**WHAT THE TASK ASKS**. Find the lines containing the word "Всесоюз" and copy every one of them.

**RECORDS FOR THIS TASK**.

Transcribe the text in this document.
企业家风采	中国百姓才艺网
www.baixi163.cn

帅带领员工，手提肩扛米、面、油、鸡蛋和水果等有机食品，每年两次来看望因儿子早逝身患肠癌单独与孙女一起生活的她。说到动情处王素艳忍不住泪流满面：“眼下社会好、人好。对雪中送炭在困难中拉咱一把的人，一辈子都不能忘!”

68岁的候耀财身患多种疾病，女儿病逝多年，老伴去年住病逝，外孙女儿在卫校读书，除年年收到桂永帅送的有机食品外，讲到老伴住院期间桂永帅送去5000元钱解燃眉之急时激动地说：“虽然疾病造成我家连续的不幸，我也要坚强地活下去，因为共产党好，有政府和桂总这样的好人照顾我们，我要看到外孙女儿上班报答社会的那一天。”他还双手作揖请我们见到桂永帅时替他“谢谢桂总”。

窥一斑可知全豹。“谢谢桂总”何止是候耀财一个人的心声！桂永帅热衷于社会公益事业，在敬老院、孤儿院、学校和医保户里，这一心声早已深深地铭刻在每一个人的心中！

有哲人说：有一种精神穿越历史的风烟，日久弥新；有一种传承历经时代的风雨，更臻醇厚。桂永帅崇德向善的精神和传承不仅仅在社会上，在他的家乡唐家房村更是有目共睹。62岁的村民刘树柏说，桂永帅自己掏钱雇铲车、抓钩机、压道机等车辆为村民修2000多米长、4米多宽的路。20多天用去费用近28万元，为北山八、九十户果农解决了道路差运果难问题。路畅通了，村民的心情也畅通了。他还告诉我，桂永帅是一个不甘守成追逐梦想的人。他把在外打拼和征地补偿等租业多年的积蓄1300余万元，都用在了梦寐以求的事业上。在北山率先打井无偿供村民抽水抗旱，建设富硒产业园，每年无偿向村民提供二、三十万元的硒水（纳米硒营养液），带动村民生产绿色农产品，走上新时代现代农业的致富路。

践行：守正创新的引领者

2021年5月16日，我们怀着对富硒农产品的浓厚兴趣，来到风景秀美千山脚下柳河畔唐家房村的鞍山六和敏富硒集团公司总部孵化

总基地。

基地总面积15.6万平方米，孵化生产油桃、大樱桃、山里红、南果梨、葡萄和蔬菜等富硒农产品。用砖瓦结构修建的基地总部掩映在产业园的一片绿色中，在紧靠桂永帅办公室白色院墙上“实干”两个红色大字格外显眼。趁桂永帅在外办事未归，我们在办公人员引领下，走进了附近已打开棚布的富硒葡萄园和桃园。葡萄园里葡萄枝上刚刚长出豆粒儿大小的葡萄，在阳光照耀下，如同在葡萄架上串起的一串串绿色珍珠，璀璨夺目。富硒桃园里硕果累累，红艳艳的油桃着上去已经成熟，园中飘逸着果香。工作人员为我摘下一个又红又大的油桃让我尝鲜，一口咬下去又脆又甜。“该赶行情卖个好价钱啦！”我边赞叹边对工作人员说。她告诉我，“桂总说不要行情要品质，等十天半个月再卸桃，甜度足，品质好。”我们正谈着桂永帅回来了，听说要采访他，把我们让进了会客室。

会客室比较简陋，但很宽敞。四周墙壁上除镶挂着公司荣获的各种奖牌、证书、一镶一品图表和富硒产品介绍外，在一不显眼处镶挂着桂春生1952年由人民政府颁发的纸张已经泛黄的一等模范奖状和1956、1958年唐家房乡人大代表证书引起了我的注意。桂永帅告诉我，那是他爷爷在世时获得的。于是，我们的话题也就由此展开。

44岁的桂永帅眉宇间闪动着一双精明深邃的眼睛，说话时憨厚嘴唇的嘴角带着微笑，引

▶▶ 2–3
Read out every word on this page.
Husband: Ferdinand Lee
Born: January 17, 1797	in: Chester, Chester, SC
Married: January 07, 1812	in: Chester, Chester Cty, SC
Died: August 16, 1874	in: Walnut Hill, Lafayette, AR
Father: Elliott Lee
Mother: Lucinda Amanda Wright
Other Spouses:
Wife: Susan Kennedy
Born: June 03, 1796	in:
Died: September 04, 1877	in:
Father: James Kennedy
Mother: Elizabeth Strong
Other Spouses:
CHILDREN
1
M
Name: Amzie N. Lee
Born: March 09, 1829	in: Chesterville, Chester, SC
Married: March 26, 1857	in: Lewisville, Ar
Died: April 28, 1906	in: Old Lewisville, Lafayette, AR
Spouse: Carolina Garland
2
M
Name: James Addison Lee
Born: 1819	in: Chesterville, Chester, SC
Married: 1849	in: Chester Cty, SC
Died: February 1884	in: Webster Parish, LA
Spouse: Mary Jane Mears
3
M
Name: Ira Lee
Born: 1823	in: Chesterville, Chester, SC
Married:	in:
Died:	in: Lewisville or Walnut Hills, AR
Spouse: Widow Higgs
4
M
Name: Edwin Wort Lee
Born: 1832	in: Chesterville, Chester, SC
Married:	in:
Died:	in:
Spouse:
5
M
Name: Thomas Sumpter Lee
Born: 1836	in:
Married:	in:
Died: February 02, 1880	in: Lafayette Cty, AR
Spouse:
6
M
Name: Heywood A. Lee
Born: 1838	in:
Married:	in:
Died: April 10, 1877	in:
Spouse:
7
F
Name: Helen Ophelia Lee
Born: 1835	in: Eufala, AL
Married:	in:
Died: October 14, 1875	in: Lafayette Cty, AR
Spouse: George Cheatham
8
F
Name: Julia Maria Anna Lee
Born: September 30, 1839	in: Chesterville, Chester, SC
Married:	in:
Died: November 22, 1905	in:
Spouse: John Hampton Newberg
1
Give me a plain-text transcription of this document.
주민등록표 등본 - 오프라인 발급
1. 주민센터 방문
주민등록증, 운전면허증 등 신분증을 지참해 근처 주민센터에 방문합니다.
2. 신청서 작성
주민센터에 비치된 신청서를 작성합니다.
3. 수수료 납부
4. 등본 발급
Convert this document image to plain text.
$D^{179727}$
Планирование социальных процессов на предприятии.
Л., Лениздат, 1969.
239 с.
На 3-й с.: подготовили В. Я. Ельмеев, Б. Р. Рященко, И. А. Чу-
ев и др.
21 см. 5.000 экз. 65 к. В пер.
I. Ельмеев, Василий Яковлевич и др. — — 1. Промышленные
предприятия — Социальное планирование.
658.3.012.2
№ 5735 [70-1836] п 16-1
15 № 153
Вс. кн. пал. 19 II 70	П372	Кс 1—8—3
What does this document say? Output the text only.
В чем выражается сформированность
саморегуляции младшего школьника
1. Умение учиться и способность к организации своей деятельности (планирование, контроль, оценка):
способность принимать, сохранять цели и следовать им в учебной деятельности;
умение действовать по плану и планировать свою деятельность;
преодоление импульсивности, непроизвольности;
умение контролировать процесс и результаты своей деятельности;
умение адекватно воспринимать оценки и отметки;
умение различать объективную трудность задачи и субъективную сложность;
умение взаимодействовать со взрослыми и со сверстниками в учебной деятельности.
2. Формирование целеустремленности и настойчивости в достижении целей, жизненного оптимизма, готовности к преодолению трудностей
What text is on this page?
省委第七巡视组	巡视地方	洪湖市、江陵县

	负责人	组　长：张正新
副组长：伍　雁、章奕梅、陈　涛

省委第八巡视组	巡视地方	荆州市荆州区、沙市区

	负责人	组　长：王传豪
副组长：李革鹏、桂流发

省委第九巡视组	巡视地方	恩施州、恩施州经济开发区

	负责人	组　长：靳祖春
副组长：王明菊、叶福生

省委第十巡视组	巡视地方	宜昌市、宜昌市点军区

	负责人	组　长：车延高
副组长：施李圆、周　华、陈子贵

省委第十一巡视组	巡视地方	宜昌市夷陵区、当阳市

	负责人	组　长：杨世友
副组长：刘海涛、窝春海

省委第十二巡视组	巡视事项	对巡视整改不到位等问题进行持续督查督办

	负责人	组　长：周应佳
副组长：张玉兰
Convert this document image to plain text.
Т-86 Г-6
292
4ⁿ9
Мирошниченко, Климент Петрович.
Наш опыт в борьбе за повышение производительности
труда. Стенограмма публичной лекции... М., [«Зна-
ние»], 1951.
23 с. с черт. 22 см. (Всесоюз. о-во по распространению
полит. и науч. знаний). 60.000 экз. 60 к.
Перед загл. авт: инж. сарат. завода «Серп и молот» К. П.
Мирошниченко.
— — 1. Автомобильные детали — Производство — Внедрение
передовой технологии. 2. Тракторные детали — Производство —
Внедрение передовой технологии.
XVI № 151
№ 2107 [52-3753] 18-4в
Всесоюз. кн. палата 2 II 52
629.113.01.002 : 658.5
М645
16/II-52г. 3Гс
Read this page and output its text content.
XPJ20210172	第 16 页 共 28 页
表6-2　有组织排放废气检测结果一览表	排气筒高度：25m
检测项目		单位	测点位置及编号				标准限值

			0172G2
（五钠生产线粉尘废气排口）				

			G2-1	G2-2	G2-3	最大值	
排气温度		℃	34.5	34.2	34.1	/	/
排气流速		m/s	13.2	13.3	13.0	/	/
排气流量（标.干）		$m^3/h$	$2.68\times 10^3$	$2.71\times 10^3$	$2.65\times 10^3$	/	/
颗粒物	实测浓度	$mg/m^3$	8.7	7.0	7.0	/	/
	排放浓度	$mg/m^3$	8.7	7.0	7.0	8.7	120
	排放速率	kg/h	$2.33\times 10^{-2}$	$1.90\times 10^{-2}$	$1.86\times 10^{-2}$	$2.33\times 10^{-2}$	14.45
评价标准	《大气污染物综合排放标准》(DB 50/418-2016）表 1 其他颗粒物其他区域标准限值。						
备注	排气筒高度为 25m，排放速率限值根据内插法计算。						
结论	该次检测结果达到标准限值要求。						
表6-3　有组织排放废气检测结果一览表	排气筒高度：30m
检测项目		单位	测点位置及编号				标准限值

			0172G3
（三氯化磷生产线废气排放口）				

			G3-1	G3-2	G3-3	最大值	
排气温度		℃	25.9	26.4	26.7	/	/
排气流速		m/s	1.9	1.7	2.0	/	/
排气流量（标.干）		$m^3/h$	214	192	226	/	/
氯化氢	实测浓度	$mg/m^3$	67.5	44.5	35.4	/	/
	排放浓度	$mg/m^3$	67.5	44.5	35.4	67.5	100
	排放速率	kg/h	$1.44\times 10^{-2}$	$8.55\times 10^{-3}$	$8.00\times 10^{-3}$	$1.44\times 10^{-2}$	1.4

**FULL SOLUTION**.
23 с. с черт. 22 см. (Всесоюз. о-во по распространению
Всесоюз. кн. палата 2 II 52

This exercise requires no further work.